• Written instruction: Write out exactly, with no other output, the lines below from the one that contains "Give me the" through the end.
** Start Task input **
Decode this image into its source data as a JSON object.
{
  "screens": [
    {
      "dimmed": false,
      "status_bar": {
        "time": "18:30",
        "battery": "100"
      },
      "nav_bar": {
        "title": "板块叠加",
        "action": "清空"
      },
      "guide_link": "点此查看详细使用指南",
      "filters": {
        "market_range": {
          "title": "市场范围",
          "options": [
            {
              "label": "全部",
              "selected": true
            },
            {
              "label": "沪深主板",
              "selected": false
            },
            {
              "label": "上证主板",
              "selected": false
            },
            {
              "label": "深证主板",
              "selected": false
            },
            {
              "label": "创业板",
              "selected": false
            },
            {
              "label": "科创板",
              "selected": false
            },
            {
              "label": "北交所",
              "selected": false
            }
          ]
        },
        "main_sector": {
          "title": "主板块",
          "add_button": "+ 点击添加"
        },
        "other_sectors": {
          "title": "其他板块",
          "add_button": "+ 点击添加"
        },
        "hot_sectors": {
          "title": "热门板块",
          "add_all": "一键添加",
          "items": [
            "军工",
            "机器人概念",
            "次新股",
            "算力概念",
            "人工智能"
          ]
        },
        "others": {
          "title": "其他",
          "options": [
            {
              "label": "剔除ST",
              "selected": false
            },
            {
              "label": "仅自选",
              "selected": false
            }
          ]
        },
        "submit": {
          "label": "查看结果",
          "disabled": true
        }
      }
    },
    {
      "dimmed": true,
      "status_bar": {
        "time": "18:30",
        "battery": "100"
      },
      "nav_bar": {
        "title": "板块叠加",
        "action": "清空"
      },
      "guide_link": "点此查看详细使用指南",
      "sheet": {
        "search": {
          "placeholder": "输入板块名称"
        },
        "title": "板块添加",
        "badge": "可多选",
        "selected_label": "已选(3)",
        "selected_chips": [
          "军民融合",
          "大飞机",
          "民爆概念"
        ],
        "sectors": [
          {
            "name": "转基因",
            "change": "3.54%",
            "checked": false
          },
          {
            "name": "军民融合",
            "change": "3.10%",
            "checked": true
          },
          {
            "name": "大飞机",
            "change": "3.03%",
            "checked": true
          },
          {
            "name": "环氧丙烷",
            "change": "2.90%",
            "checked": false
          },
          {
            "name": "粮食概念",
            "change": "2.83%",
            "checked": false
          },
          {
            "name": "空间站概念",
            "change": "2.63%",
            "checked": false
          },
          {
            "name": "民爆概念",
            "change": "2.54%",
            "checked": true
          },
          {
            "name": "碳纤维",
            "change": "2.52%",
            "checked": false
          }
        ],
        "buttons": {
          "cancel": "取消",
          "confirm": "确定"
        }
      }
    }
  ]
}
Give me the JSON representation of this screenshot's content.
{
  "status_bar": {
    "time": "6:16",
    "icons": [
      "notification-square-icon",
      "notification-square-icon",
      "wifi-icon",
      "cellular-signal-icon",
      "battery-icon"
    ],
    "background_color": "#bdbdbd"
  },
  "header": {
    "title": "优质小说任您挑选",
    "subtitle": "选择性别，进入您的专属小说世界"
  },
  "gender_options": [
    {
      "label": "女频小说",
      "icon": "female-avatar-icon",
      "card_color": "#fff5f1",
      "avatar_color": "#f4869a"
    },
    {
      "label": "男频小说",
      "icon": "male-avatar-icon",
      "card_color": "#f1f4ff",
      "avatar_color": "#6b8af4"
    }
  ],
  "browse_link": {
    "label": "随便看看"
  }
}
** End Task input **
• Response to this task:
Give me the JSON representation of this screenshot's content.
{
  "status_bar": {
    "time": "6:16",
    "icons": [
      "notification-square-icon",
      "notification-square-icon",
      "wifi-icon",
      "cellular-signal-icon",
      "battery-icon"
    ],
    "background_color": "#bdbdbd"
  },
  "header": {
    "title": "优质小说任您挑选",
    "subtitle": "选择性别，进入您的专属小说世界"
  },
  "gender_options": [
    {
      "label": "女频小说",
      "icon": "female-avatar-icon",
      "card_color": "#fff5f1",
      "avatar_color": "#f4869a"
    },
    {
      "label": "男频小说",
      "icon": "male-avatar-icon",
      "card_color": "#f1f4ff",
      "avatar_color": "#6b8af4"
    }
  ],
  "browse_link": {
    "label": "随便看看"
  }
}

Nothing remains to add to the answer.